### [SHORT EXERCISE]
Exactly repeat the material, dropping only the pictures.

(Extracted records)
** Start **

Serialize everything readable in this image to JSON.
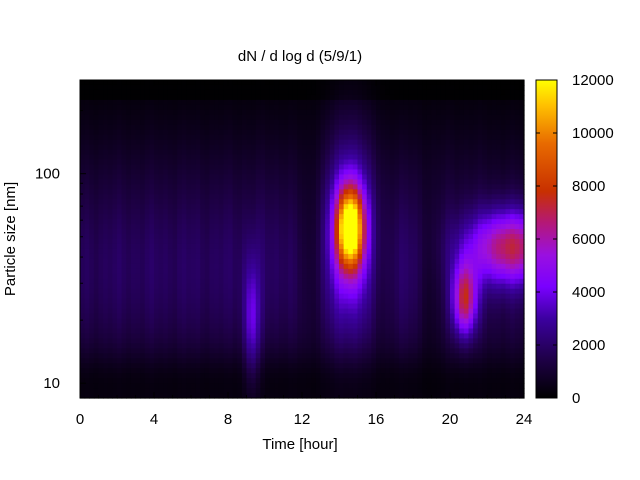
{
  "chart_data": {
    "type": "heatmap",
    "title": "dN / d log d (5/9/1)",
    "xlabel": "Time [hour]",
    "ylabel": "Particle size [nm]",
    "xlim": [
      0,
      24
    ],
    "ylim": [
      8.5,
      280
    ],
    "yscale": "log",
    "x_ticks": [
      0,
      4,
      8,
      12,
      16,
      20,
      24
    ],
    "y_ticks": [
      10,
      100
    ],
    "colorbar": {
      "range": [
        0,
        12000
      ],
      "ticks": [
        0,
        2000,
        4000,
        6000,
        8000,
        10000,
        12000
      ],
      "colormap": "gnuplot (black-purple-red-yellow)"
    },
    "features": [
      {
        "time": 14.6,
        "size_nm": 55,
        "value": 11000
      },
      {
        "time": 20.8,
        "size_nm": 25,
        "value": 6000
      },
      {
        "time": 23.5,
        "size_nm": 45,
        "value": 6000
      }
    ]
  }
}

** End **

### [RESPONSE TO THIS TASK]
Serialize everything readable in this image to JSON.
{
  "chart_data": {
    "type": "heatmap",
    "title": "dN / d log d (5/9/1)",
    "xlabel": "Time [hour]",
    "ylabel": "Particle size [nm]",
    "xlim": [
      0,
      24
    ],
    "ylim": [
      8.5,
      280
    ],
    "yscale": "log",
    "x_ticks": [
      0,
      4,
      8,
      12,
      16,
      20,
      24
    ],
    "y_ticks": [
      10,
      100
    ],
    "colorbar": {
      "range": [
        0,
        12000
      ],
      "ticks": [
        0,
        2000,
        4000,
        6000,
        8000,
        10000,
        12000
      ],
      "colormap": "gnuplot (black-purple-red-yellow)"
    },
    "features": [
      {
        "time": 14.6,
        "size_nm": 55,
        "value": 11000
      },
      {
        "time": 20.8,
        "size_nm": 25,
        "value": 6000
      },
      {
        "time": 23.5,
        "size_nm": 45,
        "value": 6000
      }
    ]
  }
}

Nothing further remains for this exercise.